Data rows:
::::

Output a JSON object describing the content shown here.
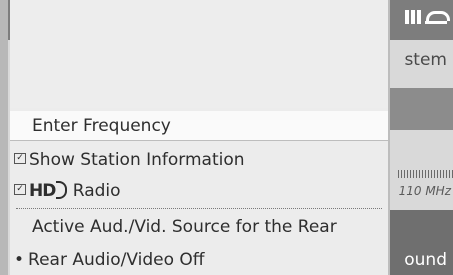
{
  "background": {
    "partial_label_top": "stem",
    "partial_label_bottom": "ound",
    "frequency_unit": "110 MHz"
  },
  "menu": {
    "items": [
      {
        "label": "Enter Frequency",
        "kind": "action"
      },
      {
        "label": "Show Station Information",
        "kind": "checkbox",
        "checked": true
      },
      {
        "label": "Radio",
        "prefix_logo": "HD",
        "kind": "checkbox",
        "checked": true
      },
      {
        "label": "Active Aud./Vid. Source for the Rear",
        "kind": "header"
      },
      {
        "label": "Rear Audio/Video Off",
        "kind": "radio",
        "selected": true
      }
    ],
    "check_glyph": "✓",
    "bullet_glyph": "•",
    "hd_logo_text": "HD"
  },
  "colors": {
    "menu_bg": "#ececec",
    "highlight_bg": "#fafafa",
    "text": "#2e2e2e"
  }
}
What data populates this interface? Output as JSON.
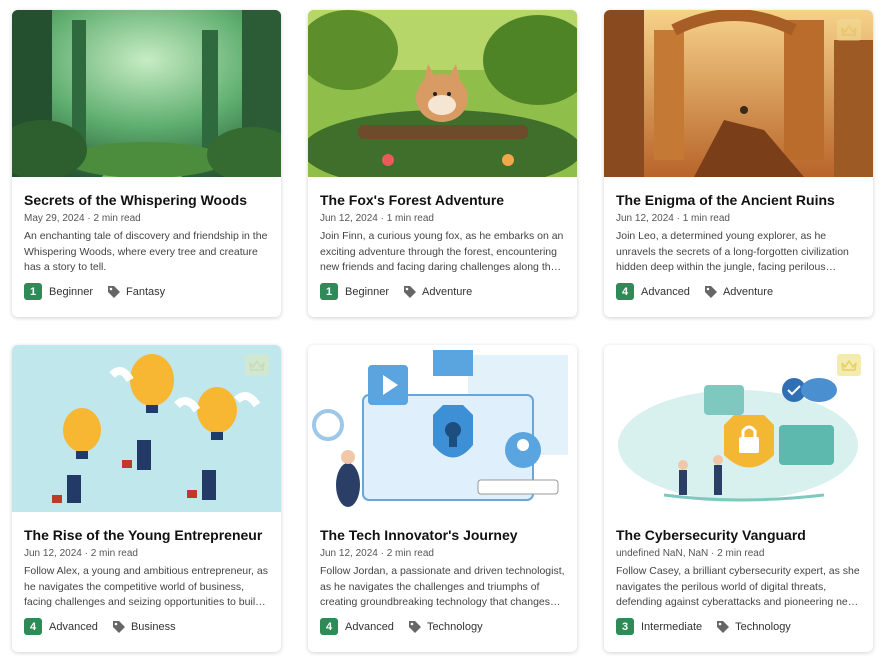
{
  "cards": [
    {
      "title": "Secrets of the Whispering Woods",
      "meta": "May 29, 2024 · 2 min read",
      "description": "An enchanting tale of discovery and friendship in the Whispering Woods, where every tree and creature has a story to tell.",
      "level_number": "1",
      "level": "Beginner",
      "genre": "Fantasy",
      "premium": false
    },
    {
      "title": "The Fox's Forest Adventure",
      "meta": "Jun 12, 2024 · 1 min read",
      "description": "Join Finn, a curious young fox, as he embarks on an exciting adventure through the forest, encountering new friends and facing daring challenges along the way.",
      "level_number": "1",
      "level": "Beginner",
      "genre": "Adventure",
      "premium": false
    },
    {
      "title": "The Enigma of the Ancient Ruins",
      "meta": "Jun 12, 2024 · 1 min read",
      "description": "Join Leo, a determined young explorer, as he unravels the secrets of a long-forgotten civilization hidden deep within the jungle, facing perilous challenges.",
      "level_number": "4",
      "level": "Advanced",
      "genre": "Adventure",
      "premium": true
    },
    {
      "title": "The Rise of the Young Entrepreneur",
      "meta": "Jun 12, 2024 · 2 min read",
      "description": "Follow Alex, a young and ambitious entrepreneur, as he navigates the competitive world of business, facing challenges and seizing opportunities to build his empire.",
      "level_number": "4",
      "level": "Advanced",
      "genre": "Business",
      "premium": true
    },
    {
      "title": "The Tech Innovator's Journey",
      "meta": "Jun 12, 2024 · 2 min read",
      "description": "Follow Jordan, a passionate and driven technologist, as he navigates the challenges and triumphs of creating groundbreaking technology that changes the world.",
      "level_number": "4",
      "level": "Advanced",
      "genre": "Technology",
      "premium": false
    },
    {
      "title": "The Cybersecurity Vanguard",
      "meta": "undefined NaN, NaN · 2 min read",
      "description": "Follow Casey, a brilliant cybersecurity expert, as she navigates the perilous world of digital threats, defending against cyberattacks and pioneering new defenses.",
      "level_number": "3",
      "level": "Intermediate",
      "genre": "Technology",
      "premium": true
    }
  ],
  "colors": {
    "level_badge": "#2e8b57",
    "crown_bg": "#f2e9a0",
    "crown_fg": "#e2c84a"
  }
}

::::

Exercise brief: Without the pictures, reproduce every line of the records above exactly.

Finished task:
Output a JSON object describing the content shown here.
{
  "background": {
    "partial_label_top": "stem",
    "partial_label_bottom": "ound",
    "frequency_unit": "110 MHz"
  },
  "menu": {
    "items": [
      {
        "label": "Enter Frequency",
        "kind": "action"
      },
      {
        "label": "Show Station Information",
        "kind": "checkbox",
        "checked": true
      },
      {
        "label": "Radio",
        "prefix_logo": "HD",
        "kind": "checkbox",
        "checked": true
      },
      {
        "label": "Active Aud./Vid. Source for the Rear",
        "kind": "header"
      },
      {
        "label": "Rear Audio/Video Off",
        "kind": "radio",
        "selected": true
      }
    ],
    "check_glyph": "✓",
    "bullet_glyph": "•",
    "hd_logo_text": "HD"
  },
  "colors": {
    "menu_bg": "#ececec",
    "highlight_bg": "#fafafa",
    "text": "#2e2e2e"
  }
}
What data populates this interface? Output as JSON.
{
  "cards": [
    {
      "title": "Secrets of the Whispering Woods",
      "meta": "May 29, 2024 · 2 min read",
      "description": "An enchanting tale of discovery and friendship in the Whispering Woods, where every tree and creature has a story to tell.",
      "level_number": "1",
      "level": "Beginner",
      "genre": "Fantasy",
      "premium": false
    },
    {
      "title": "The Fox's Forest Adventure",
      "meta": "Jun 12, 2024 · 1 min read",
      "description": "Join Finn, a curious young fox, as he embarks on an exciting adventure through the forest, encountering new friends and facing daring challenges along the way.",
      "level_number": "1",
      "level": "Beginner",
      "genre": "Adventure",
      "premium": false
    },
    {
      "title": "The Enigma of the Ancient Ruins",
      "meta": "Jun 12, 2024 · 1 min read",
      "description": "Join Leo, a determined young explorer, as he unravels the secrets of a long-forgotten civilization hidden deep within the jungle, facing perilous challenges.",
      "level_number": "4",
      "level": "Advanced",
      "genre": "Adventure",
      "premium": true
    },
    {
      "title": "The Rise of the Young Entrepreneur",
      "meta": "Jun 12, 2024 · 2 min read",
      "description": "Follow Alex, a young and ambitious entrepreneur, as he navigates the competitive world of business, facing challenges and seizing opportunities to build his empire.",
      "level_number": "4",
      "level": "Advanced",
      "genre": "Business",
      "premium": true
    },
    {
      "title": "The Tech Innovator's Journey",
      "meta": "Jun 12, 2024 · 2 min read",
      "description": "Follow Jordan, a passionate and driven technologist, as he navigates the challenges and triumphs of creating groundbreaking technology that changes the world.",
      "level_number": "4",
      "level": "Advanced",
      "genre": "Technology",
      "premium": false
    },
    {
      "title": "The Cybersecurity Vanguard",
      "meta": "undefined NaN, NaN · 2 min read",
      "description": "Follow Casey, a brilliant cybersecurity expert, as she navigates the perilous world of digital threats, defending against cyberattacks and pioneering new defenses.",
      "level_number": "3",
      "level": "Intermediate",
      "genre": "Technology",
      "premium": true
    }
  ],
  "colors": {
    "level_badge": "#2e8b57",
    "crown_bg": "#f2e9a0",
    "crown_fg": "#e2c84a"
  }
}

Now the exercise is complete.